- [Request] Provide an exact reproduction of every entry.

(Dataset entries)
[BEGIN]

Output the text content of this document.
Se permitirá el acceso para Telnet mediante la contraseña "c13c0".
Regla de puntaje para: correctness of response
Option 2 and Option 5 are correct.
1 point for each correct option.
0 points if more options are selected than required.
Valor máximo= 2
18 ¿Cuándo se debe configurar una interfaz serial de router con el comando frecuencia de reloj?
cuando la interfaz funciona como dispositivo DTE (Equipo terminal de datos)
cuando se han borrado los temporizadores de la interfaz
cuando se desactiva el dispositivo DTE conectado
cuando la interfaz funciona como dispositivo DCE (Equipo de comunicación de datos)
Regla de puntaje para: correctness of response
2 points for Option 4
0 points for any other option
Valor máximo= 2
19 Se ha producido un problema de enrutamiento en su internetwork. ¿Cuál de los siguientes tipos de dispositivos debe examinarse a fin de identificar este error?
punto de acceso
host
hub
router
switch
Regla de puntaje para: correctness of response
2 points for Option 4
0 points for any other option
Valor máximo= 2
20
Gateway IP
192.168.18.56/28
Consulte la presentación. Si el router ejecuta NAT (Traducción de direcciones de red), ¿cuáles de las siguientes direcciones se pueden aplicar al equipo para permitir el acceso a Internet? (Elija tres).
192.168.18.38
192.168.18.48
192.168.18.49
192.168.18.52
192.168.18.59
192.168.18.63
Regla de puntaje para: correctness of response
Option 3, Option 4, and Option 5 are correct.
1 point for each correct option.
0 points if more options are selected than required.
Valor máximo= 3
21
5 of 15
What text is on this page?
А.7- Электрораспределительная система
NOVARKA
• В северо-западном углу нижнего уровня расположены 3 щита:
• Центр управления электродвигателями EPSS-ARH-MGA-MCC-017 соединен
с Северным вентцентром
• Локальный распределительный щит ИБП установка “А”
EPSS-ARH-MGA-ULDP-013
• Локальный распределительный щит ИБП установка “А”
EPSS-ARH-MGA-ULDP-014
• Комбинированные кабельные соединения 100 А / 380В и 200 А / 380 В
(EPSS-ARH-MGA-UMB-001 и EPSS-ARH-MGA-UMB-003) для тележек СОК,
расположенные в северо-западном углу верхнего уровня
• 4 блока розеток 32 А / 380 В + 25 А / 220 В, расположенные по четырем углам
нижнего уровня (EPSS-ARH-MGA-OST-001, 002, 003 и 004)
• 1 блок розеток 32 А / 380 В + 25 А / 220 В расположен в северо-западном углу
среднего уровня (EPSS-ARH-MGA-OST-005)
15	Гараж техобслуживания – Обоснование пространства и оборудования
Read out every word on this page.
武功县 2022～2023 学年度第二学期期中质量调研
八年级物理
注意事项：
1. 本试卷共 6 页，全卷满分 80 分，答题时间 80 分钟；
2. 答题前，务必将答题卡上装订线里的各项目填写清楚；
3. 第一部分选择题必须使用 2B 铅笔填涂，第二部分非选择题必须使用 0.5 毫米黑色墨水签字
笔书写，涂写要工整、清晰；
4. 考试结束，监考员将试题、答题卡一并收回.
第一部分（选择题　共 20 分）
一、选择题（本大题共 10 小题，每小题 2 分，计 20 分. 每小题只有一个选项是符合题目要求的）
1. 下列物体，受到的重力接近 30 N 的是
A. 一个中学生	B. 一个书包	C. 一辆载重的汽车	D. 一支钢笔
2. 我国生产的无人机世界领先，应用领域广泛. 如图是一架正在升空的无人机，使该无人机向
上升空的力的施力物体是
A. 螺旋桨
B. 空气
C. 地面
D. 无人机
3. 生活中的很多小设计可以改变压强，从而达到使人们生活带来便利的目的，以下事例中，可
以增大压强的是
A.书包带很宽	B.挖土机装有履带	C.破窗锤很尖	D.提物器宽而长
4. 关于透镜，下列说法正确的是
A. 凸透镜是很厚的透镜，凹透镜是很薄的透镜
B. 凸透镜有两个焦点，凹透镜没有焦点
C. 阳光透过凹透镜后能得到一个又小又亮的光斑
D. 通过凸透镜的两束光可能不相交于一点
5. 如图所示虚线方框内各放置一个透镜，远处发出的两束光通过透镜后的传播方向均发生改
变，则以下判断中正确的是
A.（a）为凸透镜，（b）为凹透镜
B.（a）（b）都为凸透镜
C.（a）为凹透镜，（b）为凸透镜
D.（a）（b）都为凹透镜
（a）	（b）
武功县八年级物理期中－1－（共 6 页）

[END]

- [Response]
Output the text content of this document.
Se permitirá el acceso para Telnet mediante la contraseña "c13c0".
Regla de puntaje para: correctness of response
Option 2 and Option 5 are correct.
1 point for each correct option.
0 points if more options are selected than required.
Valor máximo= 2
18 ¿Cuándo se debe configurar una interfaz serial de router con el comando frecuencia de reloj?
cuando la interfaz funciona como dispositivo DTE (Equipo terminal de datos)
cuando se han borrado los temporizadores de la interfaz
cuando se desactiva el dispositivo DTE conectado
cuando la interfaz funciona como dispositivo DCE (Equipo de comunicación de datos)
Regla de puntaje para: correctness of response
2 points for Option 4
0 points for any other option
Valor máximo= 2
19 Se ha producido un problema de enrutamiento en su internetwork. ¿Cuál de los siguientes tipos de dispositivos debe examinarse a fin de identificar este error?
punto de acceso
host
hub
router
switch
Regla de puntaje para: correctness of response
2 points for Option 4
0 points for any other option
Valor máximo= 2
20
Gateway IP
192.168.18.56/28
Consulte la presentación. Si el router ejecuta NAT (Traducción de direcciones de red), ¿cuáles de las siguientes direcciones se pueden aplicar al equipo para permitir el acceso a Internet? (Elija tres).
192.168.18.38
192.168.18.48
192.168.18.49
192.168.18.52
192.168.18.59
192.168.18.63
Regla de puntaje para: correctness of response
Option 3, Option 4, and Option 5 are correct.
1 point for each correct option.
0 points if more options are selected than required.
Valor máximo= 3
21
5 of 15
What text is on this page?
А.7- Электрораспределительная система
NOVARKA
• В северо-западном углу нижнего уровня расположены 3 щита:
• Центр управления электродвигателями EPSS-ARH-MGA-MCC-017 соединен
с Северным вентцентром
• Локальный распределительный щит ИБП установка “А”
EPSS-ARH-MGA-ULDP-013
• Локальный распределительный щит ИБП установка “А”
EPSS-ARH-MGA-ULDP-014
• Комбинированные кабельные соединения 100 А / 380В и 200 А / 380 В
(EPSS-ARH-MGA-UMB-001 и EPSS-ARH-MGA-UMB-003) для тележек СОК,
расположенные в северо-западном углу верхнего уровня
• 4 блока розеток 32 А / 380 В + 25 А / 220 В, расположенные по четырем углам
нижнего уровня (EPSS-ARH-MGA-OST-001, 002, 003 и 004)
• 1 блок розеток 32 А / 380 В + 25 А / 220 В расположен в северо-западном углу
среднего уровня (EPSS-ARH-MGA-OST-005)
15	Гараж техобслуживания – Обоснование пространства и оборудования
Read out every word on this page.
武功县 2022～2023 学年度第二学期期中质量调研
八年级物理
注意事项：
1. 本试卷共 6 页，全卷满分 80 分，答题时间 80 分钟；
2. 答题前，务必将答题卡上装订线里的各项目填写清楚；
3. 第一部分选择题必须使用 2B 铅笔填涂，第二部分非选择题必须使用 0.5 毫米黑色墨水签字
笔书写，涂写要工整、清晰；
4. 考试结束，监考员将试题、答题卡一并收回.
第一部分（选择题　共 20 分）
一、选择题（本大题共 10 小题，每小题 2 分，计 20 分. 每小题只有一个选项是符合题目要求的）
1. 下列物体，受到的重力接近 30 N 的是
A. 一个中学生	B. 一个书包	C. 一辆载重的汽车	D. 一支钢笔
2. 我国生产的无人机世界领先，应用领域广泛. 如图是一架正在升空的无人机，使该无人机向
上升空的力的施力物体是
A. 螺旋桨
B. 空气
C. 地面
D. 无人机
3. 生活中的很多小设计可以改变压强，从而达到使人们生活带来便利的目的，以下事例中，可
以增大压强的是
A.书包带很宽	B.挖土机装有履带	C.破窗锤很尖	D.提物器宽而长
4. 关于透镜，下列说法正确的是
A. 凸透镜是很厚的透镜，凹透镜是很薄的透镜
B. 凸透镜有两个焦点，凹透镜没有焦点
C. 阳光透过凹透镜后能得到一个又小又亮的光斑
D. 通过凸透镜的两束光可能不相交于一点
5. 如图所示虚线方框内各放置一个透镜，远处发出的两束光通过透镜后的传播方向均发生改
变，则以下判断中正确的是
A.（a）为凸透镜，（b）为凹透镜
B.（a）（b）都为凸透镜
C.（a）为凹透镜，（b）为凸透镜
D.（a）（b）都为凹透镜
（a）	（b）
武功县八年级物理期中－1－（共 6 页）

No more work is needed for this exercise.